### [What you are asked to do]
The records below hold pictures; please leave those out and retype the rest exactly.

Extracted records:

^^^^^^^^

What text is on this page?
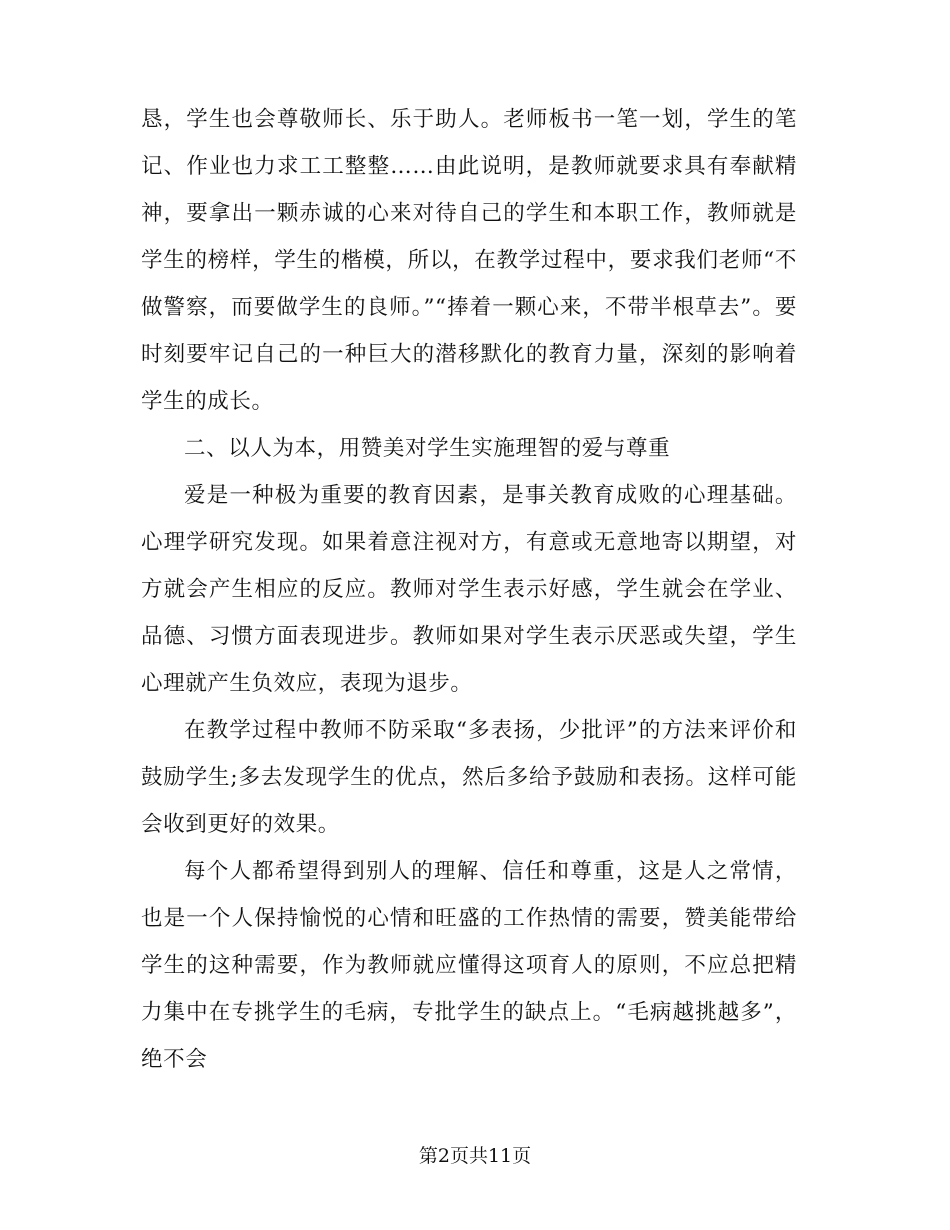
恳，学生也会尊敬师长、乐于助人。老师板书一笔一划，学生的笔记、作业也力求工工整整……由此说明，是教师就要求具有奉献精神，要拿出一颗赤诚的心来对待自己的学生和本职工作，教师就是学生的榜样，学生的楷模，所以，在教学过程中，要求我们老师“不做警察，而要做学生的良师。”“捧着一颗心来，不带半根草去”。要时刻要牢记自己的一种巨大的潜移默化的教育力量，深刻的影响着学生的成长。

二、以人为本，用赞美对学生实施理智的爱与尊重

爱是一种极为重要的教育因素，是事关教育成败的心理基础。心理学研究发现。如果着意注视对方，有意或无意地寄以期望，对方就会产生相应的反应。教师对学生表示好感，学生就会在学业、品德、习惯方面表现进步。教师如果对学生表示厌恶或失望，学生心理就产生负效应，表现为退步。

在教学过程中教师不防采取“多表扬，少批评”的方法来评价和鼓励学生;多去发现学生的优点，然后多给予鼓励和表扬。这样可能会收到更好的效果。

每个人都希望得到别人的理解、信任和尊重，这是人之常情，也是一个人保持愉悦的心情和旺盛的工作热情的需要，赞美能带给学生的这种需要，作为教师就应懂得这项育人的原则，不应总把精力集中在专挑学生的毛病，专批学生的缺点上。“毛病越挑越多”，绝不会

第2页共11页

^^^^^^^^

### [Response to this task]
What text is on this page?
恳，学生也会尊敬师长、乐于助人。老师板书一笔一划，学生的笔记、作业也力求工工整整……由此说明，是教师就要求具有奉献精神，要拿出一颗赤诚的心来对待自己的学生和本职工作，教师就是学生的榜样，学生的楷模，所以，在教学过程中，要求我们老师“不做警察，而要做学生的良师。”“捧着一颗心来，不带半根草去”。要时刻要牢记自己的一种巨大的潜移默化的教育力量，深刻的影响着学生的成长。

二、以人为本，用赞美对学生实施理智的爱与尊重

爱是一种极为重要的教育因素，是事关教育成败的心理基础。心理学研究发现。如果着意注视对方，有意或无意地寄以期望，对方就会产生相应的反应。教师对学生表示好感，学生就会在学业、品德、习惯方面表现进步。教师如果对学生表示厌恶或失望，学生心理就产生负效应，表现为退步。

在教学过程中教师不防采取“多表扬，少批评”的方法来评价和鼓励学生;多去发现学生的优点，然后多给予鼓励和表扬。这样可能会收到更好的效果。

每个人都希望得到别人的理解、信任和尊重，这是人之常情，也是一个人保持愉悦的心情和旺盛的工作热情的需要，赞美能带给学生的这种需要，作为教师就应懂得这项育人的原则，不应总把精力集中在专挑学生的毛病，专批学生的缺点上。“毛病越挑越多”，绝不会

第2页共11页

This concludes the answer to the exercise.